• _Data for the task_

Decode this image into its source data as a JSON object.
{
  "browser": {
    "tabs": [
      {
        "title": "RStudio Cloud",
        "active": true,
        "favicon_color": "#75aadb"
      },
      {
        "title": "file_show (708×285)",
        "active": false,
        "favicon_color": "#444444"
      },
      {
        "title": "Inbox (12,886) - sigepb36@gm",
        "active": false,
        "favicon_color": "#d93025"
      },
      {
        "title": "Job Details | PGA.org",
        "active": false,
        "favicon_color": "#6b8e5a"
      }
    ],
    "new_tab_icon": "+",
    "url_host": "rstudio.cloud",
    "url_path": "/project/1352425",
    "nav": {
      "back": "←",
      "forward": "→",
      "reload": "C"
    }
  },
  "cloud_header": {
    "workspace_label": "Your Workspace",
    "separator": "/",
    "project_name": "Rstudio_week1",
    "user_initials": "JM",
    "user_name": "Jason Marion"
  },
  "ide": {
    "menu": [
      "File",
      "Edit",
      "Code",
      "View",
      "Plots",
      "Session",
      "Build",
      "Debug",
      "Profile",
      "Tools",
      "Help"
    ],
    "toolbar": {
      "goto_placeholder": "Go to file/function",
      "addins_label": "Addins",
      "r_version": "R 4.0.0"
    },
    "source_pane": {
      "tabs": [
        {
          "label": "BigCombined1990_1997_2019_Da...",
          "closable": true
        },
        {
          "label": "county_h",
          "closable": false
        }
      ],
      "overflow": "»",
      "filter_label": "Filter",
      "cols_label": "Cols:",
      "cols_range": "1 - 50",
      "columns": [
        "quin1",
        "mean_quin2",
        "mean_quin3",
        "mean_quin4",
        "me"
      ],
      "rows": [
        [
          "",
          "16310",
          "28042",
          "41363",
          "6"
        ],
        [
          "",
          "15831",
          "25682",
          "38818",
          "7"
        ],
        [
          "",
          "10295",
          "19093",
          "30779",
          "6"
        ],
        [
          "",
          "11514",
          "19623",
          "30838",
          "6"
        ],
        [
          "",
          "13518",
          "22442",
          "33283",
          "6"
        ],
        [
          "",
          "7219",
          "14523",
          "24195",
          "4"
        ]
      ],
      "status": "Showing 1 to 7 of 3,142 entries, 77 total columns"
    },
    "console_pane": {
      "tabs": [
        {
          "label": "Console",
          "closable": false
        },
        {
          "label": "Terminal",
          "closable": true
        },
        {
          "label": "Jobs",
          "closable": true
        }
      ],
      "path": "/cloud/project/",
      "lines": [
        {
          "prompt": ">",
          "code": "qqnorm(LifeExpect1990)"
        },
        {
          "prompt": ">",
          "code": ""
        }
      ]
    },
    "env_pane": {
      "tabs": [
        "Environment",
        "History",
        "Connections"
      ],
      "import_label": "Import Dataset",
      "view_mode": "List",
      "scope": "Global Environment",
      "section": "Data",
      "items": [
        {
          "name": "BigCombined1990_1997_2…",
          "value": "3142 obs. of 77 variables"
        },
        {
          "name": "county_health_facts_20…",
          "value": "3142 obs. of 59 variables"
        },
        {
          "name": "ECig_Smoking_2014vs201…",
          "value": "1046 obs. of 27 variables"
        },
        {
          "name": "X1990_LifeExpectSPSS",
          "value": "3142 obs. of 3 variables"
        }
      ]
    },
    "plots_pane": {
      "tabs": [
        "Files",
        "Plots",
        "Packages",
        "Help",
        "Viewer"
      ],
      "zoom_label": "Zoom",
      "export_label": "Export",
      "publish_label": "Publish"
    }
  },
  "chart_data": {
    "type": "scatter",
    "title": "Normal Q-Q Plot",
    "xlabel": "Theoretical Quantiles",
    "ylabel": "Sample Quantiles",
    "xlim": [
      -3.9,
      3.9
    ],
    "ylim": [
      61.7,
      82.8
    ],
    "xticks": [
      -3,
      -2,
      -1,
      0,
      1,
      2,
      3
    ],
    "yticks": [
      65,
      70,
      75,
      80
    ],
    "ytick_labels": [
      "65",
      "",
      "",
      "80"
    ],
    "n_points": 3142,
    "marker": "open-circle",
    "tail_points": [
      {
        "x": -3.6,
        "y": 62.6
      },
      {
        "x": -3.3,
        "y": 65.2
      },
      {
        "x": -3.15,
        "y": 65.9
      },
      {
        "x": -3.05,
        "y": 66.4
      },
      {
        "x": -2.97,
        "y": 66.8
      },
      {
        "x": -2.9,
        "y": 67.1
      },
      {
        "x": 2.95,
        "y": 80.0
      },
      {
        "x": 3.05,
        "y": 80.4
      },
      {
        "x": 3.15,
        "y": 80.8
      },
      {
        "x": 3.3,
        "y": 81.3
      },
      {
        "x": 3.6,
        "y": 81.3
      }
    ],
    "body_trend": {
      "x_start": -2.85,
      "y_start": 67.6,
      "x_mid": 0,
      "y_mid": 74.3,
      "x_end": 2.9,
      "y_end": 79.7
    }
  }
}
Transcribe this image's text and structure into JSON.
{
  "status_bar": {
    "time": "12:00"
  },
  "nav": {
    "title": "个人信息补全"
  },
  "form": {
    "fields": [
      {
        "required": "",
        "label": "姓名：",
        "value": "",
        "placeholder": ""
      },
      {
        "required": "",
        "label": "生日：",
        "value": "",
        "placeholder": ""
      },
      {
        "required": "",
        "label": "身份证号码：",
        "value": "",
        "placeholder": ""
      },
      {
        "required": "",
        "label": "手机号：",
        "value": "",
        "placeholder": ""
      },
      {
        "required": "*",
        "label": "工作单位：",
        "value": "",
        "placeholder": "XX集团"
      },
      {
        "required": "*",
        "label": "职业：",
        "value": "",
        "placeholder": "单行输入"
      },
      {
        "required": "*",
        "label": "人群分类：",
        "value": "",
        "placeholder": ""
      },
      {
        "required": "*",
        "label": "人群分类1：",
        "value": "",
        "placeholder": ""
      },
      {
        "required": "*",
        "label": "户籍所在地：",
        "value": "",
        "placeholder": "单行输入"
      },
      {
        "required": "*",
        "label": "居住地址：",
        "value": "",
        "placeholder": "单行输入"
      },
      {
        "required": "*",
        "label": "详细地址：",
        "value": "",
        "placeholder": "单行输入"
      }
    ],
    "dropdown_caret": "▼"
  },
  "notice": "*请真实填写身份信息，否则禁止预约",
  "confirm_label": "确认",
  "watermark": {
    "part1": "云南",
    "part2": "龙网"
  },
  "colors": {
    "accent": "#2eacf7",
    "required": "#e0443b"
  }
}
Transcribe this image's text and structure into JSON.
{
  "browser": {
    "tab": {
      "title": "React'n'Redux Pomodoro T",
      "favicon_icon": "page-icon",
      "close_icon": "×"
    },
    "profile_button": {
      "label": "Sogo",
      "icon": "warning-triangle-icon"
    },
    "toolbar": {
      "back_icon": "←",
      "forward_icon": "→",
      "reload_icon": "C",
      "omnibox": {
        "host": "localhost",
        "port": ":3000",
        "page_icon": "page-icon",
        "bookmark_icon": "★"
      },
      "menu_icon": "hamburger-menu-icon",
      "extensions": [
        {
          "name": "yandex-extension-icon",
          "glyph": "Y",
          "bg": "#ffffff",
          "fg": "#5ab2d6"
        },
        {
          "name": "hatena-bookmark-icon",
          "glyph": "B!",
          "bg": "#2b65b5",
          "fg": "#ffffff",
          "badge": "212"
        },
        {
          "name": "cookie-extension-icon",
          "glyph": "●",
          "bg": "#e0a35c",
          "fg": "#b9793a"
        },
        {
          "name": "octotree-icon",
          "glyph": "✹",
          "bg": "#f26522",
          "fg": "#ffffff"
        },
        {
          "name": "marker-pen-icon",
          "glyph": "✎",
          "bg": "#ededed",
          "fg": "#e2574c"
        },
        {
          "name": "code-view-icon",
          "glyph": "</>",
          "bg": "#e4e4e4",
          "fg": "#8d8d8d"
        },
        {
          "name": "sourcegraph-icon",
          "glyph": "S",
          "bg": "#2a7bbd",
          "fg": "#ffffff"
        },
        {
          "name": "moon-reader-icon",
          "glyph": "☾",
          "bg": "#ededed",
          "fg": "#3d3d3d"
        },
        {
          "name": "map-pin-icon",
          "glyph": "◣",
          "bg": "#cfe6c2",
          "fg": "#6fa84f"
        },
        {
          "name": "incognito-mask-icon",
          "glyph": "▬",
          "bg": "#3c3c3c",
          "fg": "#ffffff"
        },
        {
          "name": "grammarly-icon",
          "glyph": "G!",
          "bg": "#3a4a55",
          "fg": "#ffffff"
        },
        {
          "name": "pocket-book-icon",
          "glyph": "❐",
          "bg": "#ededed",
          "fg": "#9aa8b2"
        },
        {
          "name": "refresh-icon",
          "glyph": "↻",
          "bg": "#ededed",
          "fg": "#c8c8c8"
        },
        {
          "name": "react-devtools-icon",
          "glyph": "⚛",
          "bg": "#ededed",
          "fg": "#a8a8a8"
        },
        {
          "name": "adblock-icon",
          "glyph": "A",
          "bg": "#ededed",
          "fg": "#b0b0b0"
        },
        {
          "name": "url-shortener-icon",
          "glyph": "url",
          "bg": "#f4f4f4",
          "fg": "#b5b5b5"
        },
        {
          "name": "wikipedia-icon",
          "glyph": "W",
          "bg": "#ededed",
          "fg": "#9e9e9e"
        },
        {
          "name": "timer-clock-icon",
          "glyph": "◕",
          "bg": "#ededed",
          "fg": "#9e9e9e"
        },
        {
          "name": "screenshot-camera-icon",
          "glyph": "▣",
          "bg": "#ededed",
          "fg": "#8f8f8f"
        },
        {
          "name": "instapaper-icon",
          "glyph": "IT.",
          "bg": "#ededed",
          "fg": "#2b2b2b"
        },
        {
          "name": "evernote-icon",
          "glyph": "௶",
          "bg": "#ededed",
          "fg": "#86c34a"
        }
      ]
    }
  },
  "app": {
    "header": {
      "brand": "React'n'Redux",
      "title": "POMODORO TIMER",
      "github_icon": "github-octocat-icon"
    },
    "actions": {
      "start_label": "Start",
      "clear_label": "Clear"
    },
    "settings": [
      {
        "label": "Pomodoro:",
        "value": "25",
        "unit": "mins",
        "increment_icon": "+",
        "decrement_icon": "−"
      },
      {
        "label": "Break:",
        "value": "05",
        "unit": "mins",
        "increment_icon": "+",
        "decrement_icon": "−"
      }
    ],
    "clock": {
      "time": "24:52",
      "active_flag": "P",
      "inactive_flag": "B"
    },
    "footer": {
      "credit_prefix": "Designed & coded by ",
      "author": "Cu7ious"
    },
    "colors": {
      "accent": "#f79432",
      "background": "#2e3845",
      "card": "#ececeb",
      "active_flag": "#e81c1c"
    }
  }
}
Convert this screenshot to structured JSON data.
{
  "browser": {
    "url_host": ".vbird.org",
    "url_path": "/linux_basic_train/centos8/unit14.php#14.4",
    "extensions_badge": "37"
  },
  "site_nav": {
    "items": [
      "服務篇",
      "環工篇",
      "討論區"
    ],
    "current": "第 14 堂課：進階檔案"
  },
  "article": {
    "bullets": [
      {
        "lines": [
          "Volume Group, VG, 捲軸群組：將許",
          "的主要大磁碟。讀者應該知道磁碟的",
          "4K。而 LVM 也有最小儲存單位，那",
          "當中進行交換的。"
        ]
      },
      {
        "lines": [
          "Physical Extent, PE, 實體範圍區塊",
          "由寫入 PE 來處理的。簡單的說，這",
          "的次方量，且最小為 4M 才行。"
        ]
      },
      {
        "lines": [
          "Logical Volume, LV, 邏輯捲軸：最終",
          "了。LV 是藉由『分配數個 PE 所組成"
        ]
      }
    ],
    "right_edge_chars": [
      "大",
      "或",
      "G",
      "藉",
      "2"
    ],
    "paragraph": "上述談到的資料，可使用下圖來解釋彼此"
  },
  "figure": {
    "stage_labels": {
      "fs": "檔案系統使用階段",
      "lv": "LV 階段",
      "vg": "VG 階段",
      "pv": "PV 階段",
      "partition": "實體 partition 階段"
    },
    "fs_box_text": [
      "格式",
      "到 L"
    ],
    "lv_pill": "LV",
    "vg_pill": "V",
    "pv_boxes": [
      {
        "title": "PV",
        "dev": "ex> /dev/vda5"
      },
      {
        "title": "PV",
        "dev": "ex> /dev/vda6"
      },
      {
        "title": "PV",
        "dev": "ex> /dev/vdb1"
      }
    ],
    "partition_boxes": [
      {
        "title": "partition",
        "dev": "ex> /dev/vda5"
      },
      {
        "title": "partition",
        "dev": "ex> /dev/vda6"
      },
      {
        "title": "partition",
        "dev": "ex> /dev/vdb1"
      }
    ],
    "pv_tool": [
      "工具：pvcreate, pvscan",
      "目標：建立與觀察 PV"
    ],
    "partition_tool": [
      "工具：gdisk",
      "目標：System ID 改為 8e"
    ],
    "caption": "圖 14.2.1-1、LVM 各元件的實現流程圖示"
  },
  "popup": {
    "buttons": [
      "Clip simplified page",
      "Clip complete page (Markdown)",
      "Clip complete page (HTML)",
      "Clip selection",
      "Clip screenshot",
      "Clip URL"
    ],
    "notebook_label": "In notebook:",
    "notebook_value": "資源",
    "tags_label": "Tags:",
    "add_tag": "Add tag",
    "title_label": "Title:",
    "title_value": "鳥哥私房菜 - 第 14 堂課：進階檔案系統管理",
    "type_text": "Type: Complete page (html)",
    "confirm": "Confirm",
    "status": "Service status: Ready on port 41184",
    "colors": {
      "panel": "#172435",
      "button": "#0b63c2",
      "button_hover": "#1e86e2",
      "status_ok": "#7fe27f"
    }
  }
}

• _What you should do_
Return each line of the data that contains the string "JSON".

• _Full answer_
Decode this image into its source data as a JSON object.
Transcribe this image's text and structure into JSON.
Transcribe this image's text and structure into JSON.
Convert this screenshot to structured JSON data.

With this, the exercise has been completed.